Your endpoint will receive the following JSON when a SIP call is muted due to a force mute moderation event:
{
"sessionId": "2_MX4xMzExMjU3MX5-MTQ3MDI1NzY3OTkxOH45QXRr",
"projectId": "123456",
"event": "muteForced",
"timestamp": 1470257688309,
"call": {
"id": "<conference-id>",
"connectionId": "<sip-ot-connection-id>",
"createdAt": 1470257688143
}
}
See JSON properties below for descriptions.
Note that you must set the observeForceMute
option (to true
) when creating the SIP
connection to have it observe a force mute moderation event.
The JSON object includes the following properties:
sessionId
-- The session ID associated with this event
projectId
-- The project ID associated with this event
event
-- callCreated | callUpdated | callDestroyed | muteForced
reason_code
-- For a callDestroyed
event, reason_code
is set to one of the following:
A standard SIP response code to capture errors in the SIP handshake
700 -- "Normal Clearing" -- This cause indicates that the call is being cleared because one of the users involved in the call has requested that the call be cleared.
703 -- "Unexpected Clearing" -- This cause indicates that call is being cleared unexpectedly.
704 -- "Media Timeout" -- This code indicates that our SIP bridge was not able to receive any RTP traffic from the other SIP endpoint.
705 -- "Max Duration" -- The call reached the maximum duration.
706 -- "Max Inactive" -- The call reached the maximum inactive duration.
reason_message
-- For a callDestroyed
event, reason_message
is a string describing
the reason the call was destroyed.

#####

**Request 1**
Summarize the text on force mute events for SIP calls in two sentences.
The text and the listing are unrelated to each other.

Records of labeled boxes

#####

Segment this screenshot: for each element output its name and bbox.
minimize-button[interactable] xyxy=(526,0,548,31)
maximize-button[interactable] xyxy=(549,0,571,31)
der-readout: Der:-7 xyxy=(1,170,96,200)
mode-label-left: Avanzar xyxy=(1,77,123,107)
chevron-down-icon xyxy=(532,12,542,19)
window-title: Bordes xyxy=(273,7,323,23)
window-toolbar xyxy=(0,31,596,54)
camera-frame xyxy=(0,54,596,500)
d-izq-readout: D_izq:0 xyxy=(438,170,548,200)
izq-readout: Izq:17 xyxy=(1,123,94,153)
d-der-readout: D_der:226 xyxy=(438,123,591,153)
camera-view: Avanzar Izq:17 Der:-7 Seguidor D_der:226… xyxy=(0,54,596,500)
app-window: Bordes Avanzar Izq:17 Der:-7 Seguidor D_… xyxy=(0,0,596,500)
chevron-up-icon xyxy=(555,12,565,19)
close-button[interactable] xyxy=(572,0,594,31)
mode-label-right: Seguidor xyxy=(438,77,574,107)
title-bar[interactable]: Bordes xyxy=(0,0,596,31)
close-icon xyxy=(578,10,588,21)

#####

**Request 2**
Rewrite the part of the listing that runs from its first line through the line containing "d-izq-readout: D_izq:0 xyxy=(438,170,548,200)", changing "readout" to "display" and leaving everything else unchanged.

**Full response 1**
When a SIP call is muted by a force mute moderation event, the endpoint receives a JSON object with the session ID, project ID, event, timestamp and call details, and the SIP connection must be created with the observeForceMute option set to true to observe such an event. For a callDestroyed event, reason_code is set to a standard SIP response code or one of several listed codes, and reason_message is a string describing why the call was destroyed.

**Full response 2**
Segment this screenshot: for each element output its name and bbox.
minimize-button[interactable] xyxy=(526,0,548,31)
maximize-button[interactable] xyxy=(549,0,571,31)
der-display: Der:-7 xyxy=(1,170,96,200)
mode-label-left: Avanzar xyxy=(1,77,123,107)
chevron-down-icon xyxy=(532,12,542,19)
window-title: Bordes xyxy=(273,7,323,23)
window-toolbar xyxy=(0,31,596,54)
camera-frame xyxy=(0,54,596,500)
d-izq-display: D_izq:0 xyxy=(438,170,548,200)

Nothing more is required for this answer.